>> BEGIN Given records
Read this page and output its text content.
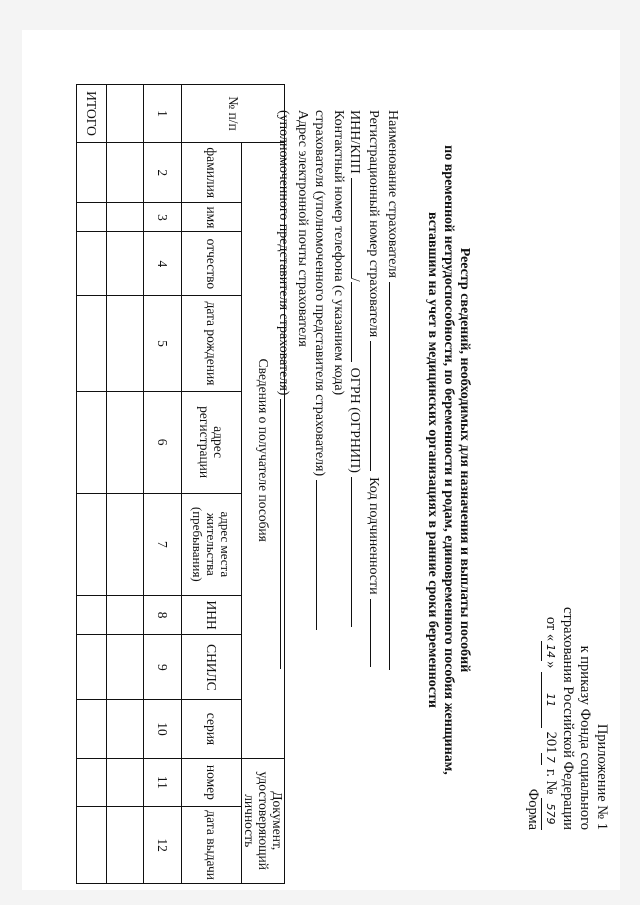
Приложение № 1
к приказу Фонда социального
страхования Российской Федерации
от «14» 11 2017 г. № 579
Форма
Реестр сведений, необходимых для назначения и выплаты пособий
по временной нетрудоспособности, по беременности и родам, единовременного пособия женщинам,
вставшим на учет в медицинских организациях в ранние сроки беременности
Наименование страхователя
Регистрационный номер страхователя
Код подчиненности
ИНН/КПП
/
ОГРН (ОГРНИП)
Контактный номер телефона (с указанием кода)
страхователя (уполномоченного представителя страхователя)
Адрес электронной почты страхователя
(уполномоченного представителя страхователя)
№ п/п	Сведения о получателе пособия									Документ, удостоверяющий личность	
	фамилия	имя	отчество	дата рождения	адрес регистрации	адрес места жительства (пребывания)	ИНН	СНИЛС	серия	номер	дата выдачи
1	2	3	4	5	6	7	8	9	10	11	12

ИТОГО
>> END Given records
>> BEGIN Given records
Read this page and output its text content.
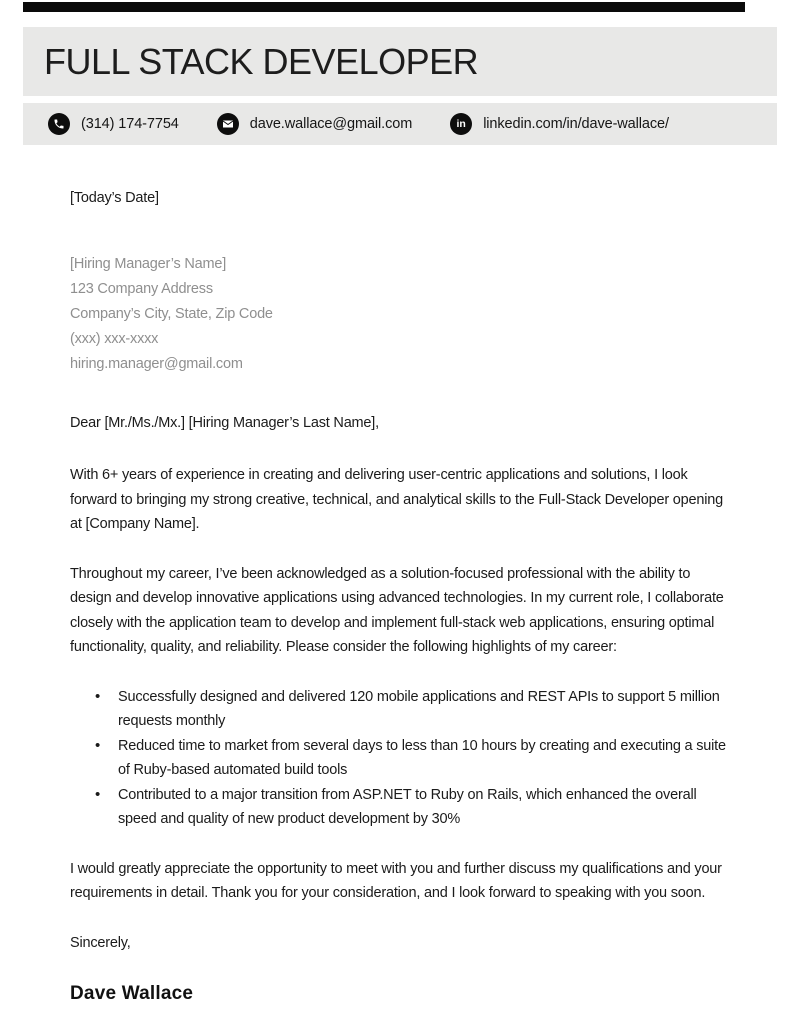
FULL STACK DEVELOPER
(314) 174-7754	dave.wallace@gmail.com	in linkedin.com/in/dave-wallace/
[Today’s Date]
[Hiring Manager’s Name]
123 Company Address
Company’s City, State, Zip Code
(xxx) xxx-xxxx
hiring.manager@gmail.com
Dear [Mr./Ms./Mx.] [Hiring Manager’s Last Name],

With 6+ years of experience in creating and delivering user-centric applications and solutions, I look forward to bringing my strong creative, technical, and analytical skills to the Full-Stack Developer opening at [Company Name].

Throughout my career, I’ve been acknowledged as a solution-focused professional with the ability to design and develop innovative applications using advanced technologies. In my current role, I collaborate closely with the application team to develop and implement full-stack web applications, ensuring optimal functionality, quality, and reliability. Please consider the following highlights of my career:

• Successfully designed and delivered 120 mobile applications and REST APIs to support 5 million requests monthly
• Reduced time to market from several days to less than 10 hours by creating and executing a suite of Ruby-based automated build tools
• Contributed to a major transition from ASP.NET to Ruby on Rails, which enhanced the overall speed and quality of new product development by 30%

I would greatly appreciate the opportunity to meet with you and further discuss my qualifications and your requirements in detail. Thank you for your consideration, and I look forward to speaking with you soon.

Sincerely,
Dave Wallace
>> END Given records
* _Aim_
Isolate the lines above that contain the word "страхователя" and copy them.

* _Task answer_
Наименование страхователя
Регистрационный номер страхователя
страхователя (уполномоченного представителя страхователя)
Адрес электронной почты страхователя
(уполномоченного представителя страхователя)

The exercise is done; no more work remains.